From the listing below, pull each line that includes "estar".

** START OF DATA SHOWN **

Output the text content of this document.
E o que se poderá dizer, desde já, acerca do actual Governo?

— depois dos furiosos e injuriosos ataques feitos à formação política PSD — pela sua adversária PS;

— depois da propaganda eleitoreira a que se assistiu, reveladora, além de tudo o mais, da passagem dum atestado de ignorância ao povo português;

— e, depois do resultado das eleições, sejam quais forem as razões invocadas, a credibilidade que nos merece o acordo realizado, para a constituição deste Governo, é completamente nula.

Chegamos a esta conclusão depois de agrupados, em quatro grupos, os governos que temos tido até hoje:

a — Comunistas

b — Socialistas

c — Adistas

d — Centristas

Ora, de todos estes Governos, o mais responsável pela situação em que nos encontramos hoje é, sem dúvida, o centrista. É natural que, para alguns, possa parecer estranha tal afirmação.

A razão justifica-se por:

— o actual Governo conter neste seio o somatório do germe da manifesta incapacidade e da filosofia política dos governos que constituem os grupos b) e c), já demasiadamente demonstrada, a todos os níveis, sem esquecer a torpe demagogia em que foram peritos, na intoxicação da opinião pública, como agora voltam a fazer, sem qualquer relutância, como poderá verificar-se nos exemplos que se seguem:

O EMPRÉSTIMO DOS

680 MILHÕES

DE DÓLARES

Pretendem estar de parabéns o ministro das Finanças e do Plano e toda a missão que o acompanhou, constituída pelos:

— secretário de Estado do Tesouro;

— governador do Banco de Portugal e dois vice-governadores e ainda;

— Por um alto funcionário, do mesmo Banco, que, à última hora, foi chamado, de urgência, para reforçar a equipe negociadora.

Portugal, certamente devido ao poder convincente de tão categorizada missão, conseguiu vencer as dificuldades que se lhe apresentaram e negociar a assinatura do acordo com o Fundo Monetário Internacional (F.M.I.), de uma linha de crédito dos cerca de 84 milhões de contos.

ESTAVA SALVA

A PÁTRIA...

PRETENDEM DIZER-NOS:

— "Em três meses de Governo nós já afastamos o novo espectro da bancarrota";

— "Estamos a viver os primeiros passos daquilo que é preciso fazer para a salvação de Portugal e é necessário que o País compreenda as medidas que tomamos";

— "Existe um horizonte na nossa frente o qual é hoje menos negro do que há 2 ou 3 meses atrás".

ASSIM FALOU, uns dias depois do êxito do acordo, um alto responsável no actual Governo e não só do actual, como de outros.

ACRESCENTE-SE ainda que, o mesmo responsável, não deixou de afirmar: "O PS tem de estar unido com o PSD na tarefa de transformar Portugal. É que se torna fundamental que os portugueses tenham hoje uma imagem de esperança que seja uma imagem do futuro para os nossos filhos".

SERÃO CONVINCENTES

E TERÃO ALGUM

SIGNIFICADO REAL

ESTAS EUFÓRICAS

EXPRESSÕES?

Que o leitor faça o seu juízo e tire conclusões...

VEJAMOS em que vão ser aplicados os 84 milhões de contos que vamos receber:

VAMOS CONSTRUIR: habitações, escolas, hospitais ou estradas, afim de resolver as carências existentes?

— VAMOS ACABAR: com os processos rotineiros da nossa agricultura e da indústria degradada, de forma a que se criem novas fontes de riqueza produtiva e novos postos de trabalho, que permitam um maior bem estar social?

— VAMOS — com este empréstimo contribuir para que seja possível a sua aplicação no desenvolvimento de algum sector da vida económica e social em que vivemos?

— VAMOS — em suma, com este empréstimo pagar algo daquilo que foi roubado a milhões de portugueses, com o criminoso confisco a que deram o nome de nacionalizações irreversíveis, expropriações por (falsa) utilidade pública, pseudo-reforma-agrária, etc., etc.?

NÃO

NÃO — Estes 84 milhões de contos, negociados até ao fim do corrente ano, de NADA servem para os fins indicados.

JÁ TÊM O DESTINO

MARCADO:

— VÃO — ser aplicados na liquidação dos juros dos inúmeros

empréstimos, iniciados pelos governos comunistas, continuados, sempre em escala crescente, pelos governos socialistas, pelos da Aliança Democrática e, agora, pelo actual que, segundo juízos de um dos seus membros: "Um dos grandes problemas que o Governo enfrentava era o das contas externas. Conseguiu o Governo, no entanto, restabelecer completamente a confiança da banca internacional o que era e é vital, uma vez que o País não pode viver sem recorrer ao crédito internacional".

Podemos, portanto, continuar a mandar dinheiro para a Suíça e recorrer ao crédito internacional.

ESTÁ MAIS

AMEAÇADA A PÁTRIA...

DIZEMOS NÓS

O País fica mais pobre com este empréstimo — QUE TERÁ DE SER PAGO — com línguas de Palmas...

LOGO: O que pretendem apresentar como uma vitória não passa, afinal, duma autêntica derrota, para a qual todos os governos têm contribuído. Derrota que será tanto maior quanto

** END OF DATA SHOWN **
** START OF DATA SHOWN **

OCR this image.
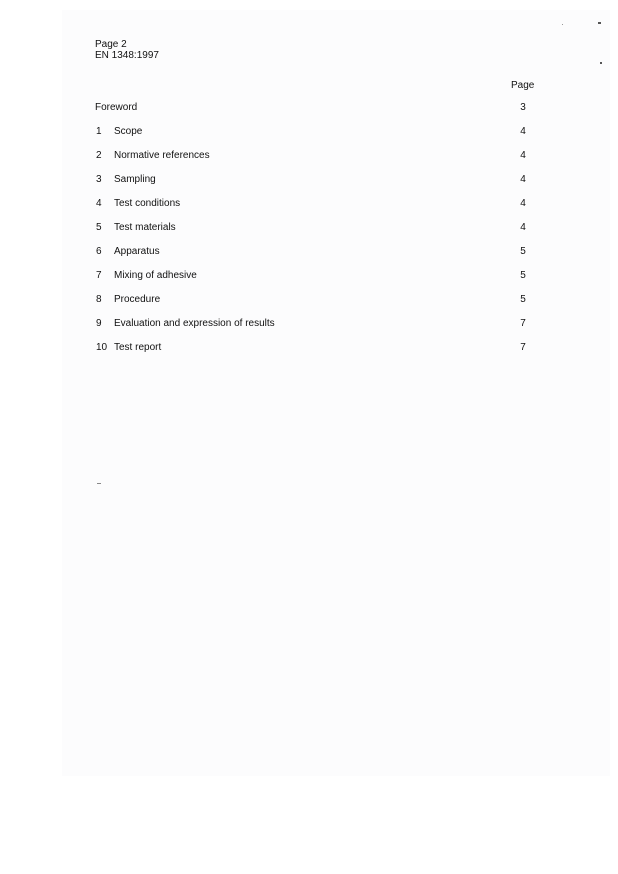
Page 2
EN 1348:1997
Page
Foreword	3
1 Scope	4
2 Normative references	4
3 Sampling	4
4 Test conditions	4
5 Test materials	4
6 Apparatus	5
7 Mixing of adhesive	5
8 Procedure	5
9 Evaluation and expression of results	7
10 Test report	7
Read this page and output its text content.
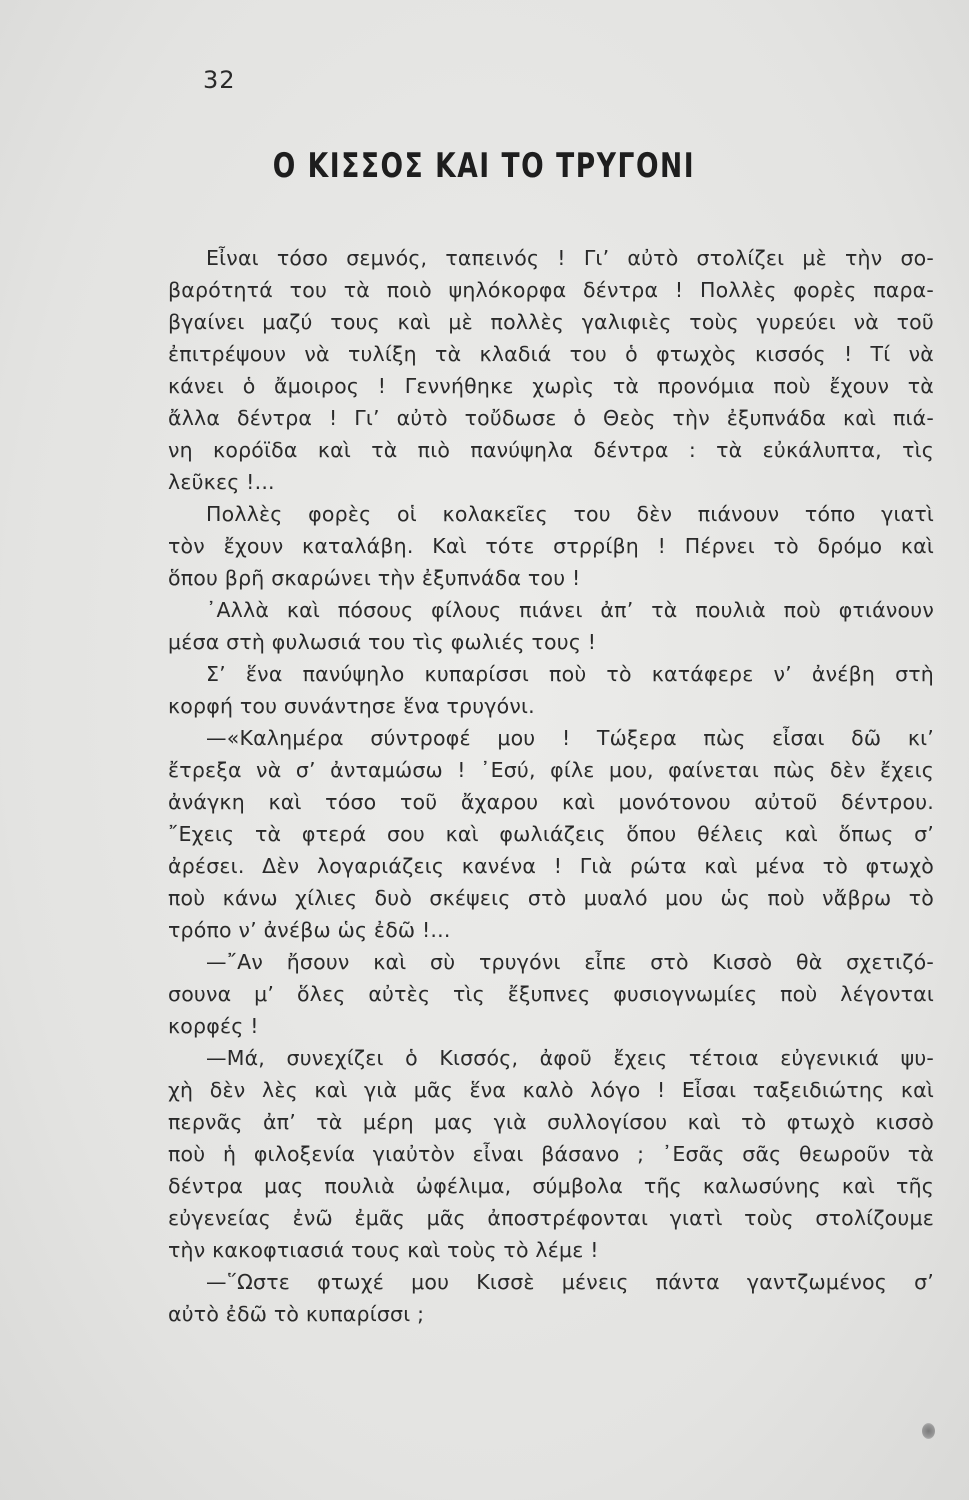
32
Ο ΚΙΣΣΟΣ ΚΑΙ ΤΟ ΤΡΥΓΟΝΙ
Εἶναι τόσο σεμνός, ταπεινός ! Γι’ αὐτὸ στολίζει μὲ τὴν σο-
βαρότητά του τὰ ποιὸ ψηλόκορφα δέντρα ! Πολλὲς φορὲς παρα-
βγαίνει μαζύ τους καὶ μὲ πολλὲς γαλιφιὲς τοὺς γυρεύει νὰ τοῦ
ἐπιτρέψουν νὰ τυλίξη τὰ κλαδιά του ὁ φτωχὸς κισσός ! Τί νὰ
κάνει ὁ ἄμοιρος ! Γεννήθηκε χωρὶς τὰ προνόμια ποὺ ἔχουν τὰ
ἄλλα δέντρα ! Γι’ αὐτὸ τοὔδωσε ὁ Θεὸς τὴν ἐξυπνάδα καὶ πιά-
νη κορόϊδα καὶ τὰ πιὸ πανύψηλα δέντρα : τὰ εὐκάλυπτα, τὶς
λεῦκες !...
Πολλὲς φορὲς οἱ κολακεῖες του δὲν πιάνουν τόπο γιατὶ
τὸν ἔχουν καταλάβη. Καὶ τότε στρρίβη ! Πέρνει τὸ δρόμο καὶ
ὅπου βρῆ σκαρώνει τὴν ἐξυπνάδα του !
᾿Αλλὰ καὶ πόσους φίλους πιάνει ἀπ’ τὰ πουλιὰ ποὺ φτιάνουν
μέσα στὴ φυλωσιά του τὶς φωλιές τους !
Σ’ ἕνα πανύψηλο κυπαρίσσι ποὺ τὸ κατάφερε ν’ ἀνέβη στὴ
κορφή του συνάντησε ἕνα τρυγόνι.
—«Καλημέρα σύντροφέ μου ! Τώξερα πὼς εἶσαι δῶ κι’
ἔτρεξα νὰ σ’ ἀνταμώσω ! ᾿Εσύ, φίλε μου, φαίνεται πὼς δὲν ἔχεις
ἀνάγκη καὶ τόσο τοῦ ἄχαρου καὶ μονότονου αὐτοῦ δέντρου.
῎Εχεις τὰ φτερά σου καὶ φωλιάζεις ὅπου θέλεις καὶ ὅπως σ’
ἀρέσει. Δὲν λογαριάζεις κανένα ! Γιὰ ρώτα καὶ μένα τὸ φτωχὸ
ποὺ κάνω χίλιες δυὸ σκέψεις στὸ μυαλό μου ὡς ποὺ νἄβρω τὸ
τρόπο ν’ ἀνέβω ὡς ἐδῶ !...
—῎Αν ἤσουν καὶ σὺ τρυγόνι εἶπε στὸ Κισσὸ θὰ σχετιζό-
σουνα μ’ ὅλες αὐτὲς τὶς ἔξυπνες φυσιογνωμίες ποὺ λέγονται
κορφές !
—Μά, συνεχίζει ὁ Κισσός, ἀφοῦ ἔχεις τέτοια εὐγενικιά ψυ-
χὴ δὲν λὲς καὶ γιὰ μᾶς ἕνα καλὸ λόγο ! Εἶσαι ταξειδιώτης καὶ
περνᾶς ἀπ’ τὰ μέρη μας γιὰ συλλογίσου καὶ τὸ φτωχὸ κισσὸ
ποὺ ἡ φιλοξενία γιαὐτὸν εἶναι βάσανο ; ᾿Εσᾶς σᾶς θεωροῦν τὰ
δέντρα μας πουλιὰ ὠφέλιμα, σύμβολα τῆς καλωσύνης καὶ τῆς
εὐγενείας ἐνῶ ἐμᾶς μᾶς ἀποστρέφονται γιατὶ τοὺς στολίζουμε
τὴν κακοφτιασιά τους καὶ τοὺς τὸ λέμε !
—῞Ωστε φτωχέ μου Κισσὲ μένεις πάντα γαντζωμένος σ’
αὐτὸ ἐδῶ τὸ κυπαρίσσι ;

** END OF DATA SHOWN **
** START OF DATA SHOWN **

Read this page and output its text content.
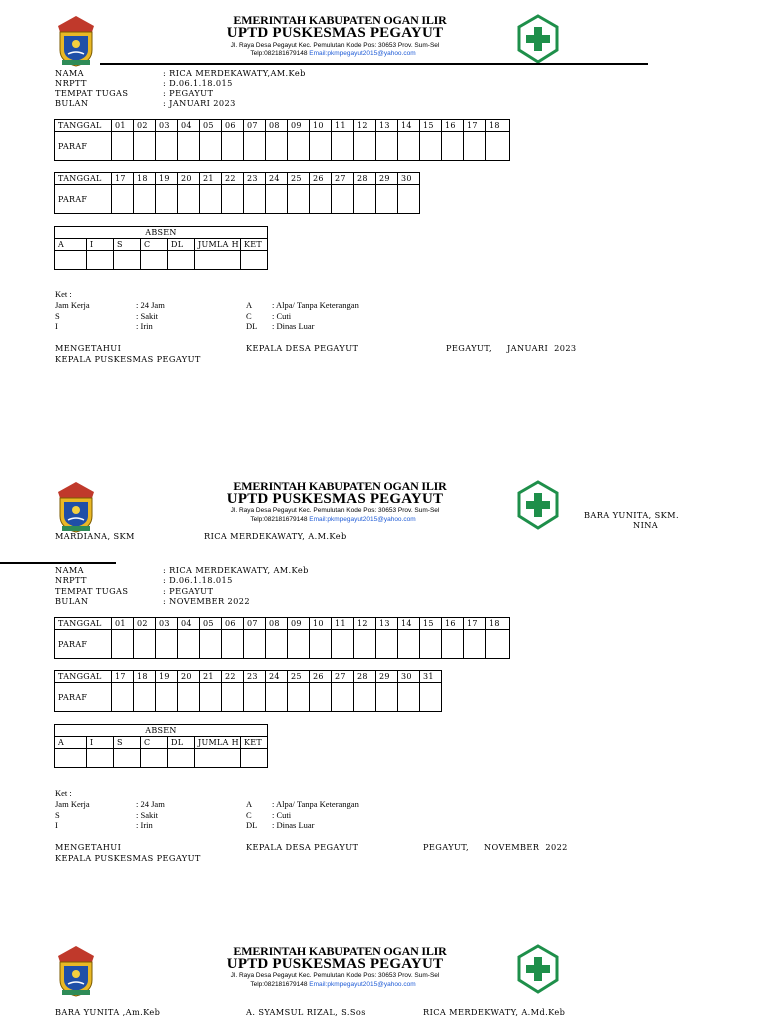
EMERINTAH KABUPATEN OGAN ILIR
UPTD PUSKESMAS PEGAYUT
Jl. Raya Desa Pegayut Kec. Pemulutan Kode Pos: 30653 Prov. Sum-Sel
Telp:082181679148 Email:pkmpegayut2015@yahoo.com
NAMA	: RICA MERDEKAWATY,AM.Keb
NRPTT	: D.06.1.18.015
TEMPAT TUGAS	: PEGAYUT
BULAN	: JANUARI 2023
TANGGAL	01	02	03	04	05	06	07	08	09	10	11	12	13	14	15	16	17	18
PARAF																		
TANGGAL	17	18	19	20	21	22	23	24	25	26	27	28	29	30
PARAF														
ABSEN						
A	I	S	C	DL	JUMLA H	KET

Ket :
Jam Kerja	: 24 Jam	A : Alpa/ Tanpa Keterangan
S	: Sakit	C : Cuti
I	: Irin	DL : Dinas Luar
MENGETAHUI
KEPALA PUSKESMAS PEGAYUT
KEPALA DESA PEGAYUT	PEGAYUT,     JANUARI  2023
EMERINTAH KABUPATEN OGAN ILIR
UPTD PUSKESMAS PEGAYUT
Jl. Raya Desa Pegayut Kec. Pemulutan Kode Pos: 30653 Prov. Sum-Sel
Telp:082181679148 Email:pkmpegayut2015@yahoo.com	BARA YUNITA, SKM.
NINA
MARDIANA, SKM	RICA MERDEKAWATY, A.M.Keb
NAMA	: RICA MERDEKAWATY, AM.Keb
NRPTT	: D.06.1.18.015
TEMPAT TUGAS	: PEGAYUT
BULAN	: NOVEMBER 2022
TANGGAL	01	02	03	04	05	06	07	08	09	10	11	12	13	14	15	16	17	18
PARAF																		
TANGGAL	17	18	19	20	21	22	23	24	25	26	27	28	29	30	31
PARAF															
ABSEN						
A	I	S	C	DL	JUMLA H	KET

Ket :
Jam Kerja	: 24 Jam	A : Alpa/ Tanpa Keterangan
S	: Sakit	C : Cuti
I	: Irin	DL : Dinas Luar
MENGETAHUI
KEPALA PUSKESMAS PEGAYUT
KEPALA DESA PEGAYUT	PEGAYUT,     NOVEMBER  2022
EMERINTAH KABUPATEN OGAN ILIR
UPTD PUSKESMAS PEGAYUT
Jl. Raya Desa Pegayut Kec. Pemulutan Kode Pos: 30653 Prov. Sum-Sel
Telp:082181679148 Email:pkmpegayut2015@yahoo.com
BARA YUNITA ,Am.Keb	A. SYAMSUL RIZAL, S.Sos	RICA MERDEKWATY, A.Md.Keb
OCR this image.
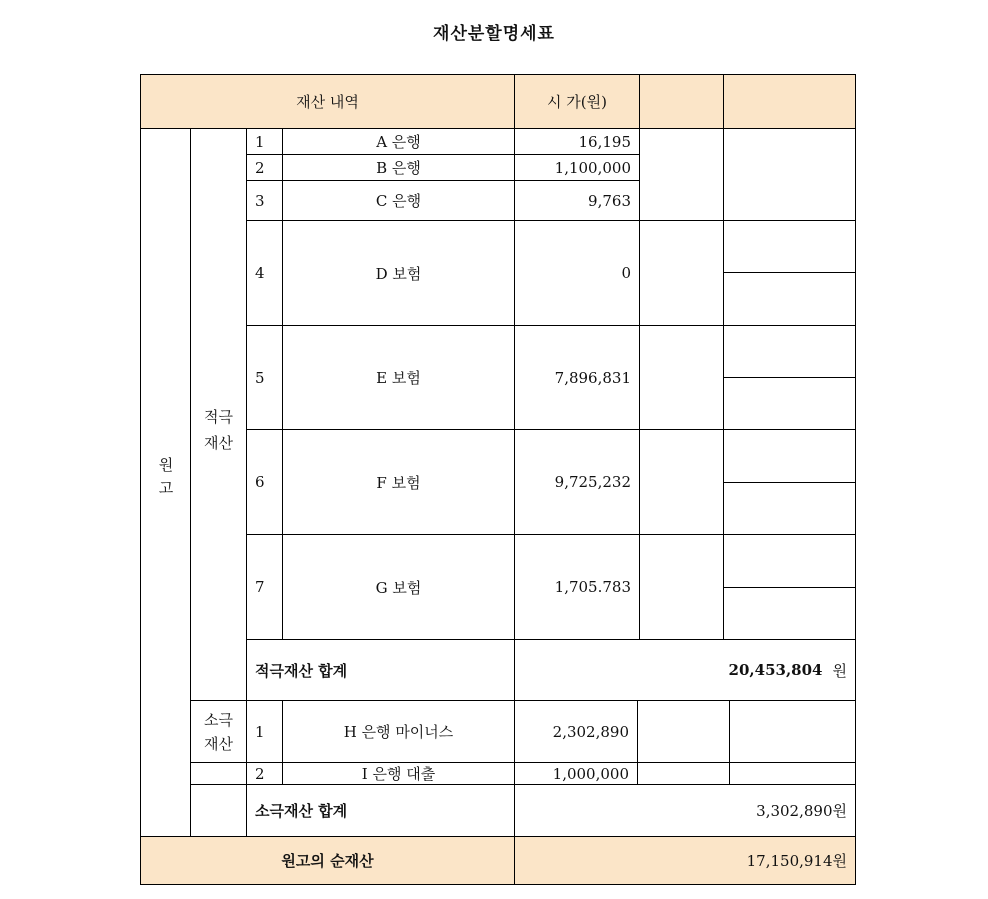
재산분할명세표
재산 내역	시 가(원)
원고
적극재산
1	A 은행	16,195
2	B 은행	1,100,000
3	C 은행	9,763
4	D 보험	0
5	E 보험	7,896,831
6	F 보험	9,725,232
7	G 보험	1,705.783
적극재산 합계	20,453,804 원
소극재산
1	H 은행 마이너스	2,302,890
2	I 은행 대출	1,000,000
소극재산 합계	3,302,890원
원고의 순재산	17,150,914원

** END OF DATA SHOWN **

▸ **REPLY**
Pretendem estar de parabéns o ministro das Finanças e do Plano e toda a missão que o acompanhou, constituída pelos:
ACRESCENTE-SE ainda que, o mesmo responsável, não deixou de afirmar: "O PS tem de estar unido com o PSD na tarefa de transformar Portugal. É que se torna fundamental que os portugueses tenham hoje uma imagem de esperança que seja uma imagem do futuro para os nossos filhos".
— VAMOS ACABAR: com os processos rotineiros da nossa agricultura e da indústria degradada, de forma a que se criem novas fontes de riqueza produtiva e novos postos de trabalho, que permitam um maior bem estar social?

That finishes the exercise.